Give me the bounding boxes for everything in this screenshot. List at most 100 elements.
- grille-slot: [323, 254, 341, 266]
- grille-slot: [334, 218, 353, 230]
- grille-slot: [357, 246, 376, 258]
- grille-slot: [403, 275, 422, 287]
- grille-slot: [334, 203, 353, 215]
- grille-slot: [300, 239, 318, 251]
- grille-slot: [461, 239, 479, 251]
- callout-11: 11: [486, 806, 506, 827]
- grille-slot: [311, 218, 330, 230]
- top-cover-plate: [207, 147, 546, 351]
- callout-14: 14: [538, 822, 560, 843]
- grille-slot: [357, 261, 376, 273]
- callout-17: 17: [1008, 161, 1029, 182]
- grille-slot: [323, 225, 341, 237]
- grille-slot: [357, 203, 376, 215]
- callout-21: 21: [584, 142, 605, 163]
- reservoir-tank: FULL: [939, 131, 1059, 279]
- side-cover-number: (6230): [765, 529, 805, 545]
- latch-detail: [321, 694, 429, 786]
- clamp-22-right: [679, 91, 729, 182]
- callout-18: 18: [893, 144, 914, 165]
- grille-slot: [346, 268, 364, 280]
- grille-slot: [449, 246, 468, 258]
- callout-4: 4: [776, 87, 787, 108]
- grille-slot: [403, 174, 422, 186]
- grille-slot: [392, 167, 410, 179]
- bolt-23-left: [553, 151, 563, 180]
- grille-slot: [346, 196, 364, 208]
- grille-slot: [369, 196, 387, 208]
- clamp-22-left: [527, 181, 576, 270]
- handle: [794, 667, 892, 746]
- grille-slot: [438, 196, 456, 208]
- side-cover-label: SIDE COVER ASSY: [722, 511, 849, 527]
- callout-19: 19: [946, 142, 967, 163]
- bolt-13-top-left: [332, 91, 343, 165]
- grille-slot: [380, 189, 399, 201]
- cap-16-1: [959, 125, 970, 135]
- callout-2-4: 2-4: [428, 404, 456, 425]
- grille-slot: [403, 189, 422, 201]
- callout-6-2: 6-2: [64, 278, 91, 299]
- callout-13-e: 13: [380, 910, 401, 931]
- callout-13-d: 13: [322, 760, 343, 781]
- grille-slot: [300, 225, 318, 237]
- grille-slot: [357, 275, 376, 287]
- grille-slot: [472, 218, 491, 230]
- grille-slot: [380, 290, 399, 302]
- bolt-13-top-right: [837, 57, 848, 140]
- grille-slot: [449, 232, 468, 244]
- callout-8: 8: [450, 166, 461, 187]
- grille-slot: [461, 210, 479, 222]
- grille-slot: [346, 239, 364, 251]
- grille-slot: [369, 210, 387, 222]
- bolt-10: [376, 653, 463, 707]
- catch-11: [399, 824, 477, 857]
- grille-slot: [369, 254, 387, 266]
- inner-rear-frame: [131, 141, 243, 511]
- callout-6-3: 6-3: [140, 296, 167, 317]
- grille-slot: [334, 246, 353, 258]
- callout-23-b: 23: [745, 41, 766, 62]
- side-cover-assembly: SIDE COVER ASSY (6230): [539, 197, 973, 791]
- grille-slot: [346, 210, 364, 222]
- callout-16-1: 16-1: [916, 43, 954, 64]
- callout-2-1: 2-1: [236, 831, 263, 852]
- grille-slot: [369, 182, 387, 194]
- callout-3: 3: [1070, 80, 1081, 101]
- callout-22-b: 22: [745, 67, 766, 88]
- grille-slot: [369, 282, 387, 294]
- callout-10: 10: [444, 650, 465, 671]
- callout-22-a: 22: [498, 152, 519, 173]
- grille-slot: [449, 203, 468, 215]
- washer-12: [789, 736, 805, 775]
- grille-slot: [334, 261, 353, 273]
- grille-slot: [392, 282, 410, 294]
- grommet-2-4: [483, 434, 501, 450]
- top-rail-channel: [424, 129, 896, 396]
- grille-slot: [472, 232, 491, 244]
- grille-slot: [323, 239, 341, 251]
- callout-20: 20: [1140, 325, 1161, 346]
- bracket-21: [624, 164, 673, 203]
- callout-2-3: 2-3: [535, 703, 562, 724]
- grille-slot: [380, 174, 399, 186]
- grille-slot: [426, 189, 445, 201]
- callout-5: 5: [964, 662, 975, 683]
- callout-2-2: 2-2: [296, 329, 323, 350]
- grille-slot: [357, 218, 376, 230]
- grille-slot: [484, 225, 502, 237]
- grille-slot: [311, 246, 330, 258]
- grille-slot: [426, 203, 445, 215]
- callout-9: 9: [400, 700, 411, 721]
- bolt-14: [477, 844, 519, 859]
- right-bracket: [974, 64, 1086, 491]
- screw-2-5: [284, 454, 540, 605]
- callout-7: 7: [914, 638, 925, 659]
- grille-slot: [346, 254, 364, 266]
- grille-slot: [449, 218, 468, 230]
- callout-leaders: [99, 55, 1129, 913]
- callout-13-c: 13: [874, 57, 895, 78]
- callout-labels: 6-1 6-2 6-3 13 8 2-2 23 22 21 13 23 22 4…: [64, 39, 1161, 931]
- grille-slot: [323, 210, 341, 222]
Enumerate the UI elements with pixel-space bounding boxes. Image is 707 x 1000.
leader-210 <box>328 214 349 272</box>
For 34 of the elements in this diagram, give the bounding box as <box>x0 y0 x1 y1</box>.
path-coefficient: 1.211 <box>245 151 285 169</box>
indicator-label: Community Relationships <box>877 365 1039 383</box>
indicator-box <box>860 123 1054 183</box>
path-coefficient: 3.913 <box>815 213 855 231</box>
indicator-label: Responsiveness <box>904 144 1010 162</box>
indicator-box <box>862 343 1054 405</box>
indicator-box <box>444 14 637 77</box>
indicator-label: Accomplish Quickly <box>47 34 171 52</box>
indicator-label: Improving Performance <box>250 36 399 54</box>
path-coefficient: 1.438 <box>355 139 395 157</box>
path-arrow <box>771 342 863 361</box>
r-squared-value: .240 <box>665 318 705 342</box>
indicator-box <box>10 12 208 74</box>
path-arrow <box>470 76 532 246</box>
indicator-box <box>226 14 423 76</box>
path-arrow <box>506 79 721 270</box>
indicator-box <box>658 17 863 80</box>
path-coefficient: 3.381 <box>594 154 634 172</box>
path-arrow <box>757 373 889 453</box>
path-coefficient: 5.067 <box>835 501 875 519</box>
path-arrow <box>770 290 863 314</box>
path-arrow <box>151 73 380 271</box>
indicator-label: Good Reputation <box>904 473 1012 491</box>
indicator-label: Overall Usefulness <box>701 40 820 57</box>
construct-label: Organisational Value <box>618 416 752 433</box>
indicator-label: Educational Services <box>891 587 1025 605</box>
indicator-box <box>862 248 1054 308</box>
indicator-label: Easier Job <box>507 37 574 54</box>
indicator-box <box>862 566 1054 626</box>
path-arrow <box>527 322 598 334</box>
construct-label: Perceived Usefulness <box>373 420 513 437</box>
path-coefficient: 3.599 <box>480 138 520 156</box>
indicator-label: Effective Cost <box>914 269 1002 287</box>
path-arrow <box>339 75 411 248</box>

+ + +

Starting with the first line of the material and going on through the line containing "- bolt-13-top-left: [332, 91, 343, 165]", turn those lines into a Markdown table with the columns Row and Line, giving each line its own numbered row and leaving out blank lines.

# Answer to this exercise
| Row | Line |
|---|---|
| 1 | Give me the bounding boxes for everything in this screenshot. List at most 100 elements. |
| 2 | - grille-slot: [323, 254, 341, 266] |
| 3 | - grille-slot: [334, 218, 353, 230] |
| 4 | - grille-slot: [357, 246, 376, 258] |
| 5 | - grille-slot: [403, 275, 422, 287] |
| 6 | - grille-slot: [334, 203, 353, 215] |
| 7 | - grille-slot: [300, 239, 318, 251] |
| 8 | - grille-slot: [461, 239, 479, 251] |
| 9 | - callout-11: 11: [486, 806, 506, 827] |
| 10 | - grille-slot: [311, 218, 330, 230] |
| 11 | - top-cover-plate: [207, 147, 546, 351] |
| 12 | - callout-14: 14: [538, 822, 560, 843] |
| 13 | - grille-slot: [357, 261, 376, 273] |
| 14 | - callout-17: 17: [1008, 161, 1029, 182] |
| 15 | - grille-slot: [323, 225, 341, 237] |
| 16 | - grille-slot: [357, 203, 376, 215] |
| 17 | - callout-21: 21: [584, 142, 605, 163] |
| 18 | - reservoir-tank: FULL: [939, 131, 1059, 279] |
| 19 | - side-cover-number: (6230): [765, 529, 805, 545] |
| 20 | - latch-detail: [321, 694, 429, 786] |
| 21 | - clamp-22-right: [679, 91, 729, 182] |
| 22 | - callout-18: 18: [893, 144, 914, 165] |
| 23 | - grille-slot: [346, 268, 364, 280] |
| 24 | - grille-slot: [449, 246, 468, 258] |
| 25 | - callout-4: 4: [776, 87, 787, 108] |
| 26 | - grille-slot: [403, 174, 422, 186] |
| 27 | - grille-slot: [392, 167, 410, 179] |
| 28 | - bolt-23-left: [553, 151, 563, 180] |
| 29 | - grille-slot: [346, 196, 364, 208] |
| 30 | - grille-slot: [369, 196, 387, 208] |
| 31 | - clamp-22-left: [527, 181, 576, 270] |
| 32 | - handle: [794, 667, 892, 746] |
| 33 | - grille-slot: [438, 196, 456, 208] |
| 34 | - side-cover-label: SIDE COVER ASSY: [722, 511, 849, 527] |
| 35 | - callout-19: 19: [946, 142, 967, 163] |
| 36 | - bolt-13-top-left: [332, 91, 343, 165] |